Überschreitung der Überlassungshöchstdauer: BAG entscheidet zugunsten eines Leiharbeitnehmers
Einführung: Das Bundesarbeitsgericht (BAG) hat am 1. Oktober 2024 in einem wegweisenden Urteil (9 AZR 270/23) entschieden, dass zwischen einem Leiharbeitnehmer und dem Entleiher ein Arbeitsverhältnis entstanden ist, da die gesetzliche Überlassungshöchstdauer überschritten wurde. Das Urteil hat erhebliche Bedeutung für die Praxis der Arbeitnehmerüberlassung und die Auslegung von Tarifverträgen.
Sachverhalt:
Der Kläger war seit Mai 2010 als Leiharbeitnehmer bei verschiedenen Verleihern beschäftigt und wurde ab Juli 2018 an die Beklagte überlassen. Er war durchgängig bis März 2021 auf demselben Arbeitsplatz als Lagerarbeiter tätig. Die Beklagte argumentierte, dass tarifvertragliche Regelungen und eine Betriebsvereinbarung eine längere Überlassungsdauer ermöglichten. Der Kläger hingegen bestritt die Anwendbarkeit dieser Regelungen.

- ZU ERLEDIGENDE AUFGABE
Setze den Beitrag zum BAG-Urteil über die Überlassungshöchstdauer im Anschluss an seinen letzten Satz fort. Die Zeilen spielen dabei keine Rolle.

- DATENABSCHNITT
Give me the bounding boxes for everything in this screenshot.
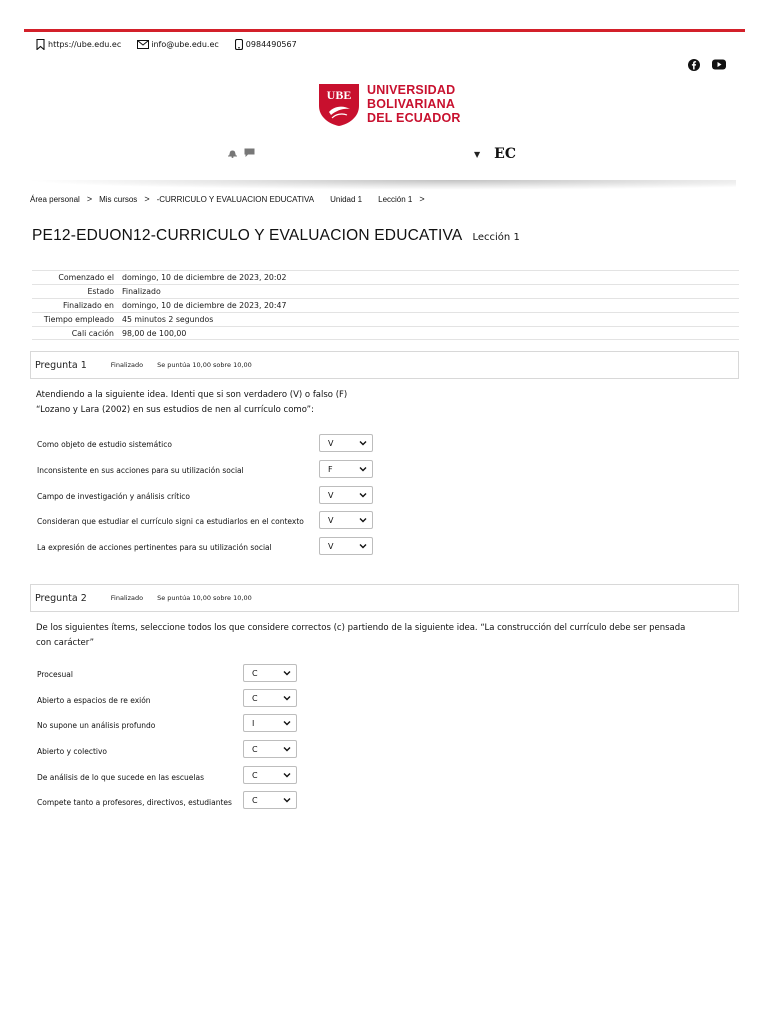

- ANTWORT ZUR ÜBUNG
Rechtliche Probleme:
Zentrale Rechtsfrage war, ob die gesetzliche Überlassungshöchstdauer von 18 Monaten gemäß § 1 Abs. 1b AÜG überschritten wurde und ob tarifvertragliche Regelungen bzw. eine Betriebsvereinbarung eine längere Überlassung rechtfertigten. Streitig war insbesondere, ob die Beklagte unter den Geltungsbereich des Tarifvertrags zur Leih-/Zeitarbeit (TV LeiZ) fiel und ob die Betriebsvereinbarung wirksam auf Grundlage eines Tarifvertrags geschlossen wurde.
Entscheidung und Begründung:
Das BAG gab der Revision des Klägers statt und stellte fest, dass zwischen den Parteien ein Arbeitsverhältnis besteht. Die Richter begründeten ihre Entscheidung damit, dass die Beklagte keinen Hilfs- oder Nebenbetrieb im Sinne des TV LeiZ unterhält. Daher finde der TV LeiZ und die darauf basierende Betriebsvereinbarung keine Anwendung. Die gesetzliche Überlassungshöchstdauer von 18 Monaten sei somit überschritten worden, was zur Begründung eines Arbeitsverhältnisses zwischen dem Kläger und der Beklagten führte.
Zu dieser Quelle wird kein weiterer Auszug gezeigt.